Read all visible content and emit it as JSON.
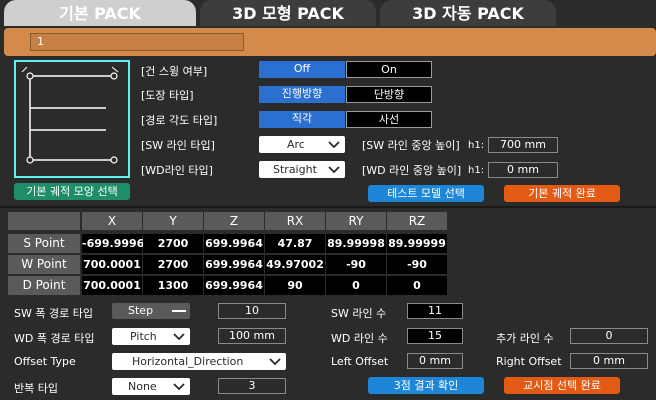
{
  "tabs": [
    {
      "label": "기본 PACK"
    },
    {
      "label": "3D 모형 PACK"
    },
    {
      "label": "3D 자동 PACK"
    }
  ],
  "name_field": {
    "value": "1"
  },
  "options": {
    "gun_swing": {
      "label": "[건 스윙 여부]",
      "opt1": "Off",
      "opt2": "On"
    },
    "paint_type": {
      "label": "[도장 타입]",
      "opt1": "진행방향",
      "opt2": "단방향"
    },
    "path_angle": {
      "label": "[경로 각도 타입]",
      "opt1": "직각",
      "opt2": "사선"
    },
    "sw_line_type": {
      "label": "[SW 라인 타입]",
      "value": "Arc"
    },
    "wd_line_type": {
      "label": "[WD라인 타입]",
      "value": "Straight"
    },
    "sw_height": {
      "label": "[SW  라인 중앙 높이]",
      "prefix": "h1:",
      "value": "700 mm"
    },
    "wd_height": {
      "label": "[WD  라인 중앙 높이]",
      "prefix": "h1:",
      "value": "0 mm"
    }
  },
  "buttons": {
    "shape_select": "기본 궤적 모양 선택",
    "test_model": "테스트 모델 선택",
    "basic_done": "기본 궤적 완료",
    "three_point": "3점 결과 확인",
    "teach_done": "교시점 선택 완료"
  },
  "table": {
    "headers": [
      "X",
      "Y",
      "Z",
      "RX",
      "RY",
      "RZ"
    ],
    "rows": [
      {
        "label": "S Point",
        "values": [
          "-699.9996",
          "2700",
          "699.9964",
          "47.87",
          "89.99998",
          "89.99999"
        ]
      },
      {
        "label": "W Point",
        "values": [
          "700.0001",
          "2700",
          "699.9964",
          "49.97002",
          "-90",
          "-90"
        ]
      },
      {
        "label": "D Point",
        "values": [
          "700.0001",
          "1300",
          "699.9964",
          "90",
          "0",
          "0"
        ]
      }
    ]
  },
  "bottom": {
    "sw_path_type": {
      "label": "SW 폭 경로 타입",
      "value": "Step",
      "field": "10"
    },
    "wd_path_type": {
      "label": "WD 폭 경로 타입",
      "value": "Pitch",
      "field": "100 mm"
    },
    "offset_type": {
      "label": "Offset Type",
      "value": "Horizontal_Direction"
    },
    "repeat_type": {
      "label": "반복 타입",
      "value": "None",
      "field": "3"
    },
    "sw_line_count": {
      "label": "SW 라인 수",
      "value": "11"
    },
    "wd_line_count": {
      "label": "WD 라인 수",
      "value": "15"
    },
    "extra_line_count": {
      "label": "추가 라인 수",
      "value": "0"
    },
    "left_offset": {
      "label": "Left Offset",
      "value": "0 mm"
    },
    "right_offset": {
      "label": "Right Offset",
      "value": "0 mm"
    }
  },
  "colors": {
    "accent_blue": "#2b6fd0",
    "orange": "#e25a14",
    "green": "#1e8e6a",
    "panel_orange": "#d48a4a",
    "cyan": "#5ff0f0"
  }
}
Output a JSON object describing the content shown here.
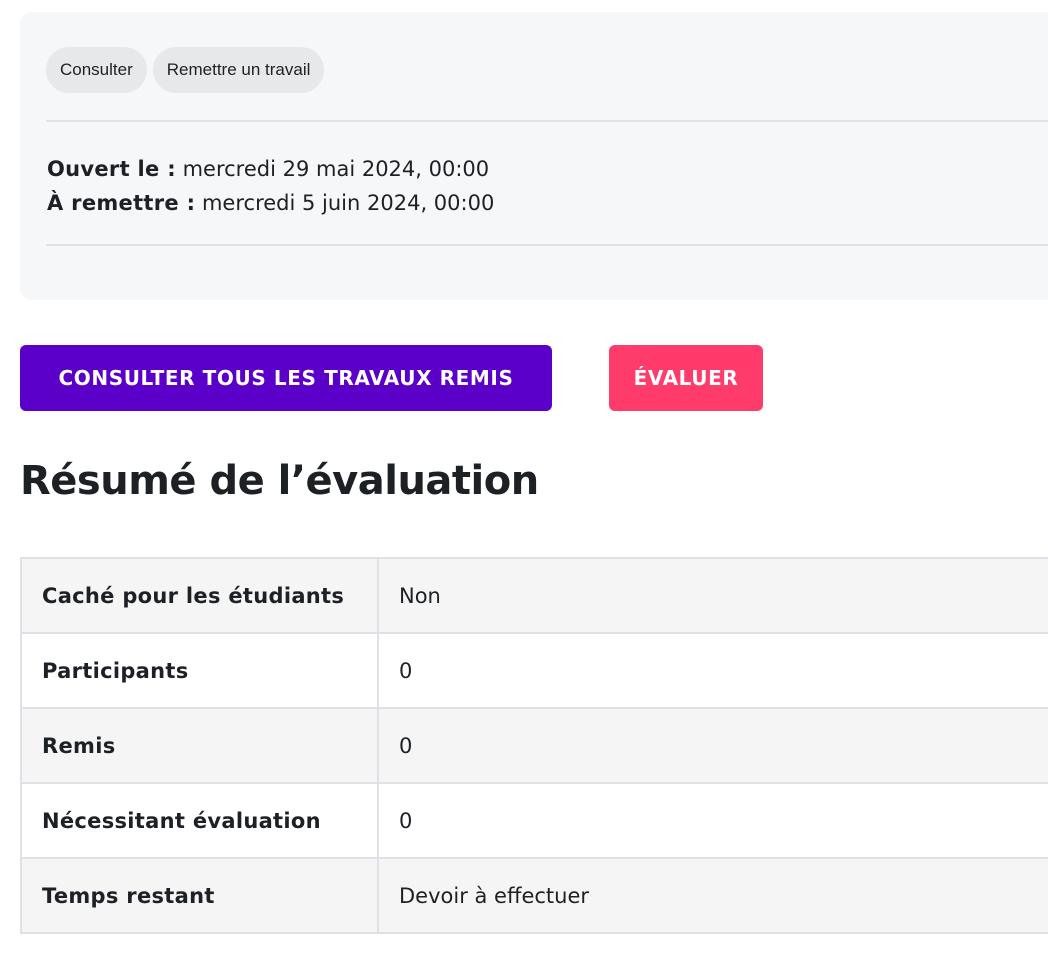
{
  "nav_pills": [
    {
      "label": "Consulter"
    },
    {
      "label": "Remettre un travail"
    }
  ],
  "dates": {
    "opened_label": "Ouvert le :",
    "opened_value": "mercredi 29 mai 2024, 00:00",
    "due_label": "À remettre :",
    "due_value": "mercredi 5 juin 2024, 00:00"
  },
  "buttons": {
    "view_all_label": "CONSULTER TOUS LES TRAVAUX REMIS",
    "grade_label": "ÉVALUER"
  },
  "summary": {
    "title": "Résumé de l’évaluation",
    "rows": [
      {
        "label": "Caché pour les étudiants",
        "value": "Non"
      },
      {
        "label": "Participants",
        "value": "0"
      },
      {
        "label": "Remis",
        "value": "0"
      },
      {
        "label": "Nécessitant évaluation",
        "value": "0"
      },
      {
        "label": "Temps restant",
        "value": "Devoir à effectuer"
      }
    ]
  },
  "colors": {
    "primary_button": "#5a00c8",
    "grade_button": "#ff3b6b",
    "panel_background": "#f5f7f9"
  }
}
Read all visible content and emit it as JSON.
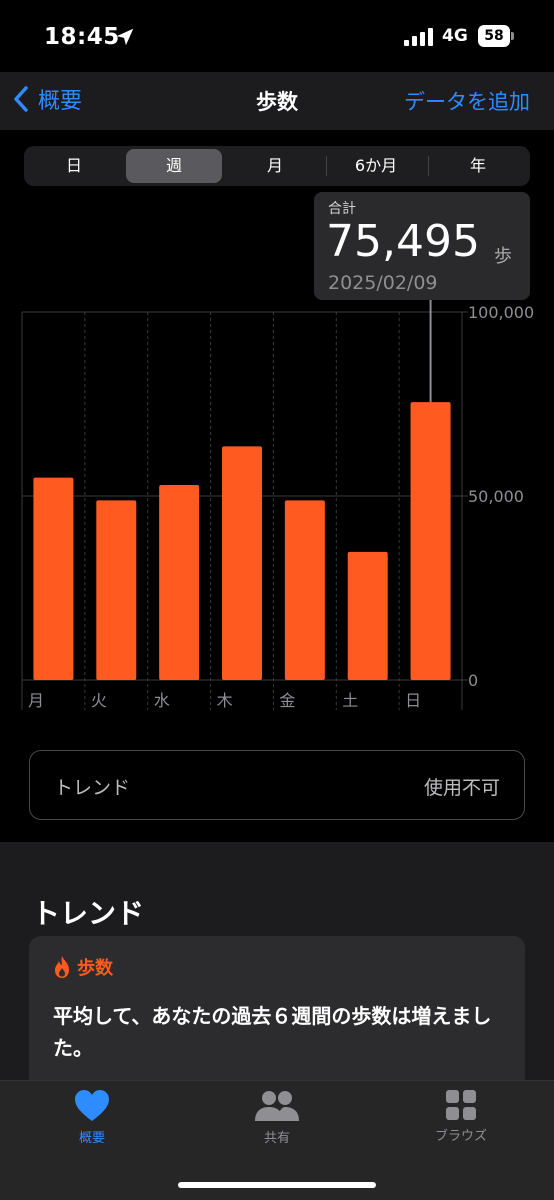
{
  "status": {
    "time": "18:45",
    "network": "4G",
    "battery": "58"
  },
  "nav": {
    "back_label": "概要",
    "title": "歩数",
    "add_label": "データを追加"
  },
  "segments": [
    "日",
    "週",
    "月",
    "6か月",
    "年"
  ],
  "active_segment": "週",
  "tooltip": {
    "label": "合計",
    "value": "75,495",
    "unit": "歩",
    "date": "2025/02/09"
  },
  "chart_data": {
    "type": "bar",
    "categories": [
      "月",
      "火",
      "水",
      "木",
      "金",
      "土",
      "日"
    ],
    "values": [
      55000,
      48800,
      53000,
      63500,
      48800,
      34800,
      75495
    ],
    "ylim": [
      0,
      100000
    ],
    "yticks": [
      "0",
      "50,000",
      "100,000"
    ],
    "highlight_index": 6,
    "bar_color": "#ff5a1f",
    "grid": true
  },
  "trend_row": {
    "label": "トレンド",
    "value": "使用不可"
  },
  "trends_section": {
    "title": "トレンド",
    "card_label": "歩数",
    "card_text": "平均して、あなたの過去６週間の歩数は増えました。"
  },
  "tabbar": [
    {
      "label": "概要",
      "icon": "heart-icon"
    },
    {
      "label": "共有",
      "icon": "people-icon"
    },
    {
      "label": "ブラウズ",
      "icon": "grid-icon"
    }
  ],
  "colors": {
    "accent": "#2f8cff",
    "bar": "#ff5a1f",
    "background": "#000000"
  }
}
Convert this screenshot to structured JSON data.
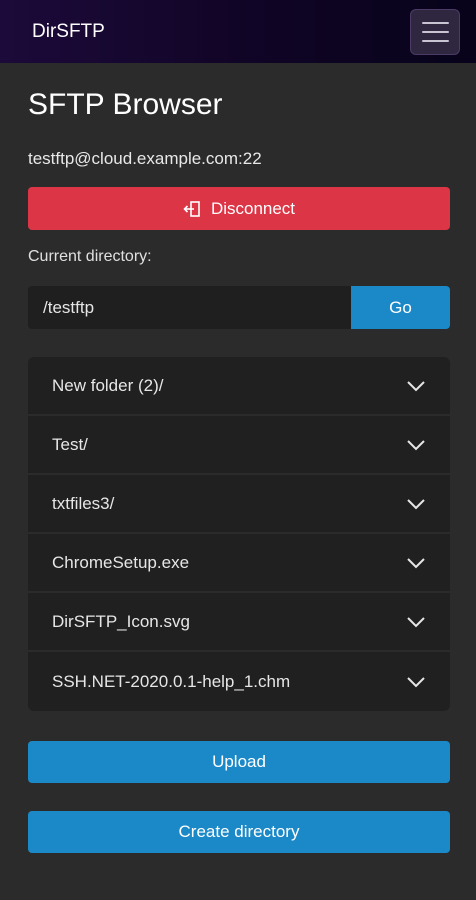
{
  "navbar": {
    "brand": "DirSFTP"
  },
  "page": {
    "title": "SFTP Browser"
  },
  "connection": {
    "label": "testftp@cloud.example.com:22"
  },
  "actions": {
    "disconnect": "Disconnect",
    "upload": "Upload",
    "create_directory": "Create directory",
    "go": "Go"
  },
  "directory": {
    "label": "Current directory:",
    "path": "/testftp"
  },
  "files": [
    {
      "name": "New folder (2)/"
    },
    {
      "name": "Test/"
    },
    {
      "name": "txtfiles3/"
    },
    {
      "name": "ChromeSetup.exe"
    },
    {
      "name": "DirSFTP_Icon.svg"
    },
    {
      "name": "SSH.NET-2020.0.1-help_1.chm"
    }
  ],
  "colors": {
    "danger": "#dc3545",
    "primary": "#1b89c8",
    "background": "#2b2b2b"
  },
  "icons": {
    "disconnect": "door-exit-icon",
    "expand": "chevron-down-icon",
    "menu": "hamburger-menu-icon"
  }
}
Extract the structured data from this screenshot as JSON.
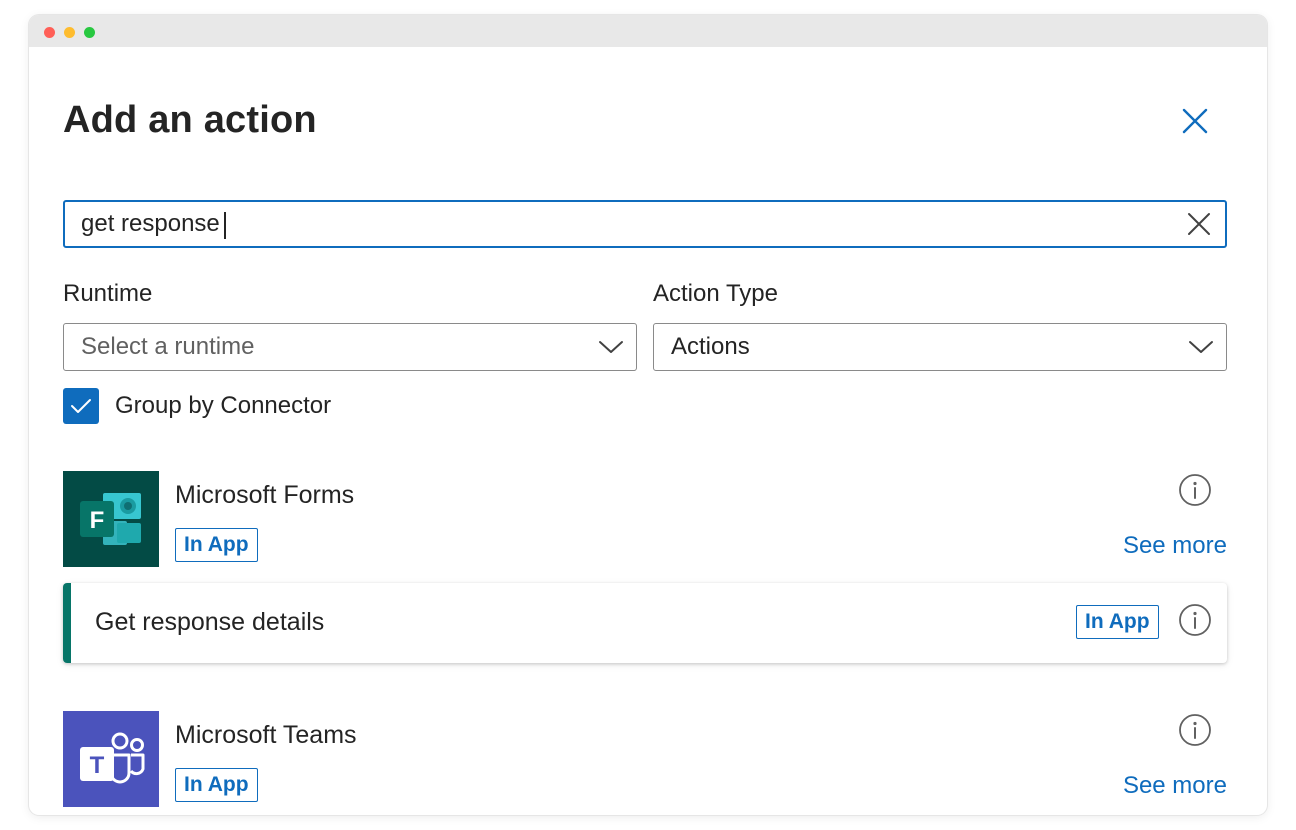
{
  "panel": {
    "title": "Add an action"
  },
  "search": {
    "value": "get response",
    "placeholder": ""
  },
  "filters": {
    "runtime_label": "Runtime",
    "runtime_placeholder": "Select a runtime",
    "action_type_label": "Action Type",
    "action_type_value": "Actions"
  },
  "group_by": {
    "label": "Group by Connector",
    "checked": true
  },
  "connectors": [
    {
      "name": "Microsoft Forms",
      "badge": "In App",
      "see_more": "See more",
      "icon": "microsoft-forms-icon",
      "color": "#034b45",
      "actions": [
        {
          "label": "Get response details",
          "badge": "In App"
        }
      ]
    },
    {
      "name": "Microsoft Teams",
      "badge": "In App",
      "see_more": "See more",
      "icon": "microsoft-teams-icon",
      "color": "#4b53bc"
    }
  ],
  "colors": {
    "accent": "#0f6cbd",
    "forms_accent": "#077568"
  }
}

----------

» **WRITTEN EXERCISE**
Print the full listing exactly, dropping the pictures.

» **FULL RESPONSE**
Read all visible content and emit it as JSON.
{
  "tabs": [
    {
      "label": "기본 PACK"
    },
    {
      "label": "3D 모형 PACK"
    },
    {
      "label": "3D 자동 PACK"
    }
  ],
  "name_field": {
    "value": "1"
  },
  "options": {
    "gun_swing": {
      "label": "[건 스윙 여부]",
      "opt1": "Off",
      "opt2": "On"
    },
    "paint_type": {
      "label": "[도장 타입]",
      "opt1": "진행방향",
      "opt2": "단방향"
    },
    "path_angle": {
      "label": "[경로 각도 타입]",
      "opt1": "직각",
      "opt2": "사선"
    },
    "sw_line_type": {
      "label": "[SW 라인 타입]",
      "value": "Arc"
    },
    "wd_line_type": {
      "label": "[WD라인 타입]",
      "value": "Straight"
    },
    "sw_height": {
      "label": "[SW  라인 중앙 높이]",
      "prefix": "h1:",
      "value": "700 mm"
    },
    "wd_height": {
      "label": "[WD  라인 중앙 높이]",
      "prefix": "h1:",
      "value": "0 mm"
    }
  },
  "buttons": {
    "shape_select": "기본 궤적 모양 선택",
    "test_model": "테스트 모델 선택",
    "basic_done": "기본 궤적 완료",
    "three_point": "3점 결과 확인",
    "teach_done": "교시점 선택 완료"
  },
  "table": {
    "headers": [
      "X",
      "Y",
      "Z",
      "RX",
      "RY",
      "RZ"
    ],
    "rows": [
      {
        "label": "S Point",
        "values": [
          "-699.9996",
          "2700",
          "699.9964",
          "47.87",
          "89.99998",
          "89.99999"
        ]
      },
      {
        "label": "W Point",
        "values": [
          "700.0001",
          "2700",
          "699.9964",
          "49.97002",
          "-90",
          "-90"
        ]
      },
      {
        "label": "D Point",
        "values": [
          "700.0001",
          "1300",
          "699.9964",
          "90",
          "0",
          "0"
        ]
      }
    ]
  },
  "bottom": {
    "sw_path_type": {
      "label": "SW 폭 경로 타입",
      "value": "Step",
      "field": "10"
    },
    "wd_path_type": {
      "label": "WD 폭 경로 타입",
      "value": "Pitch",
      "field": "100 mm"
    },
    "offset_type": {
      "label": "Offset Type",
      "value": "Horizontal_Direction"
    },
    "repeat_type": {
      "label": "반복 타입",
      "value": "None",
      "field": "3"
    },
    "sw_line_count": {
      "label": "SW 라인 수",
      "value": "11"
    },
    "wd_line_count": {
      "label": "WD 라인 수",
      "value": "15"
    },
    "extra_line_count": {
      "label": "추가 라인 수",
      "value": "0"
    },
    "left_offset": {
      "label": "Left Offset",
      "value": "0 mm"
    },
    "right_offset": {
      "label": "Right Offset",
      "value": "0 mm"
    }
  },
  "colors": {
    "accent_blue": "#2b6fd0",
    "orange": "#e25a14",
    "green": "#1e8e6a",
    "panel_orange": "#d48a4a",
    "cyan": "#5ff0f0"
  }
}
Output a JSON object describing the content shown here.
{
  "nav_pills": [
    {
      "label": "Consulter"
    },
    {
      "label": "Remettre un travail"
    }
  ],
  "dates": {
    "opened_label": "Ouvert le :",
    "opened_value": "mercredi 29 mai 2024, 00:00",
    "due_label": "À remettre :",
    "due_value": "mercredi 5 juin 2024, 00:00"
  },
  "buttons": {
    "view_all_label": "CONSULTER TOUS LES TRAVAUX REMIS",
    "grade_label": "ÉVALUER"
  },
  "summary": {
    "title": "Résumé de l’évaluation",
    "rows": [
      {
        "label": "Caché pour les étudiants",
        "value": "Non"
      },
      {
        "label": "Participants",
        "value": "0"
      },
      {
        "label": "Remis",
        "value": "0"
      },
      {
        "label": "Nécessitant évaluation",
        "value": "0"
      },
      {
        "label": "Temps restant",
        "value": "Devoir à effectuer"
      }
    ]
  },
  "colors": {
    "primary_button": "#5a00c8",
    "grade_button": "#ff3b6b",
    "panel_background": "#f5f7f9"
  }
}
Read all visible content and emit it as JSON.
{
  "status": {
    "time": "18:45",
    "network": "4G",
    "battery": "58"
  },
  "nav": {
    "back_label": "概要",
    "title": "歩数",
    "add_label": "データを追加"
  },
  "segments": [
    "日",
    "週",
    "月",
    "6か月",
    "年"
  ],
  "active_segment": "週",
  "tooltip": {
    "label": "合計",
    "value": "75,495",
    "unit": "歩",
    "date": "2025/02/09"
  },
  "chart_data": {
    "type": "bar",
    "categories": [
      "月",
      "火",
      "水",
      "木",
      "金",
      "土",
      "日"
    ],
    "values": [
      55000,
      48800,
      53000,
      63500,
      48800,
      34800,
      75495
    ],
    "ylim": [
      0,
      100000
    ],
    "yticks": [
      "0",
      "50,000",
      "100,000"
    ],
    "highlight_index": 6,
    "bar_color": "#ff5a1f",
    "grid": true
  },
  "trend_row": {
    "label": "トレンド",
    "value": "使用不可"
  },
  "trends_section": {
    "title": "トレンド",
    "card_label": "歩数",
    "card_text": "平均して、あなたの過去６週間の歩数は増えました。"
  },
  "tabbar": [
    {
      "label": "概要",
      "icon": "heart-icon"
    },
    {
      "label": "共有",
      "icon": "people-icon"
    },
    {
      "label": "ブラウズ",
      "icon": "grid-icon"
    }
  ],
  "colors": {
    "accent": "#2f8cff",
    "bar": "#ff5a1f",
    "background": "#000000"
  }
}
Convert this screenshot to structured JSON data.
{
  "navbar": {
    "brand": "DirSFTP"
  },
  "page": {
    "title": "SFTP Browser"
  },
  "connection": {
    "label": "testftp@cloud.example.com:22"
  },
  "actions": {
    "disconnect": "Disconnect",
    "upload": "Upload",
    "create_directory": "Create directory",
    "go": "Go"
  },
  "directory": {
    "label": "Current directory:",
    "path": "/testftp"
  },
  "files": [
    {
      "name": "New folder (2)/"
    },
    {
      "name": "Test/"
    },
    {
      "name": "txtfiles3/"
    },
    {
      "name": "ChromeSetup.exe"
    },
    {
      "name": "DirSFTP_Icon.svg"
    },
    {
      "name": "SSH.NET-2020.0.1-help_1.chm"
    }
  ],
  "colors": {
    "danger": "#dc3545",
    "primary": "#1b89c8",
    "background": "#2b2b2b"
  },
  "icons": {
    "disconnect": "door-exit-icon",
    "expand": "chevron-down-icon",
    "menu": "hamburger-menu-icon"
  }
}
Extract the structured data from this screenshot as JSON.
{
  "panel": {
    "title": "Add an action"
  },
  "search": {
    "value": "get response",
    "placeholder": ""
  },
  "filters": {
    "runtime_label": "Runtime",
    "runtime_placeholder": "Select a runtime",
    "action_type_label": "Action Type",
    "action_type_value": "Actions"
  },
  "group_by": {
    "label": "Group by Connector",
    "checked": true
  },
  "connectors": [
    {
      "name": "Microsoft Forms",
      "badge": "In App",
      "see_more": "See more",
      "icon": "microsoft-forms-icon",
      "color": "#034b45",
      "actions": [
        {
          "label": "Get response details",
          "badge": "In App"
        }
      ]
    },
    {
      "name": "Microsoft Teams",
      "badge": "In App",
      "see_more": "See more",
      "icon": "microsoft-teams-icon",
      "color": "#4b53bc"
    }
  ],
  "colors": {
    "accent": "#0f6cbd",
    "forms_accent": "#077568"
  }
}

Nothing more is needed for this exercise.